__EXERCISE GOAL__:
Return the material word for word. Do not include the pictures.

— START TASK DATA —

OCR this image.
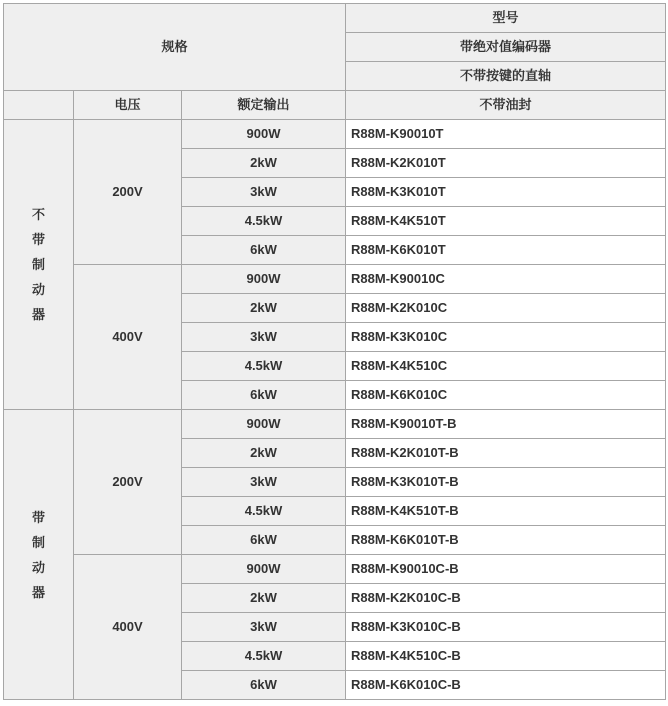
规格			型号
			带绝对值编码器
			不带按键的直轴
	电压	额定输出	不带油封

不
带
制
动
器	200V	900W	R88M-K90010T
		2kW	R88M-K2K010T
		3kW	R88M-K3K010T
		4.5kW	R88M-K4K510T
		6kW	R88M-K6K010T
	400V	900W	R88M-K90010C
		2kW	R88M-K2K010C
		3kW	R88M-K3K010C
		4.5kW	R88M-K4K510C
		6kW	R88M-K6K010C

带
制
动
器	200V	900W	R88M-K90010T-B
		2kW	R88M-K2K010T-B
		3kW	R88M-K3K010T-B
		4.5kW	R88M-K4K510T-B
		6kW	R88M-K6K010T-B
	400V	900W	R88M-K90010C-B
		2kW	R88M-K2K010C-B
		3kW	R88M-K3K010C-B
		4.5kW	R88M-K4K510C-B
		6kW	R88M-K6K010C-B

— END TASK DATA —

__TASK SOLUTION__:
OCR this image.
规格			型号
			带绝对值编码器
			不带按键的直轴
	电压	额定输出	不带油封

不
带
制
动
器	200V	900W	R88M-K90010T
		2kW	R88M-K2K010T
		3kW	R88M-K3K010T
		4.5kW	R88M-K4K510T
		6kW	R88M-K6K010T
	400V	900W	R88M-K90010C
		2kW	R88M-K2K010C
		3kW	R88M-K3K010C
		4.5kW	R88M-K4K510C
		6kW	R88M-K6K010C

带
制
动
器	200V	900W	R88M-K90010T-B
		2kW	R88M-K2K010T-B
		3kW	R88M-K3K010T-B
		4.5kW	R88M-K4K510T-B
		6kW	R88M-K6K010T-B
	400V	900W	R88M-K90010C-B
		2kW	R88M-K2K010C-B
		3kW	R88M-K3K010C-B
		4.5kW	R88M-K4K510C-B
		6kW	R88M-K6K010C-B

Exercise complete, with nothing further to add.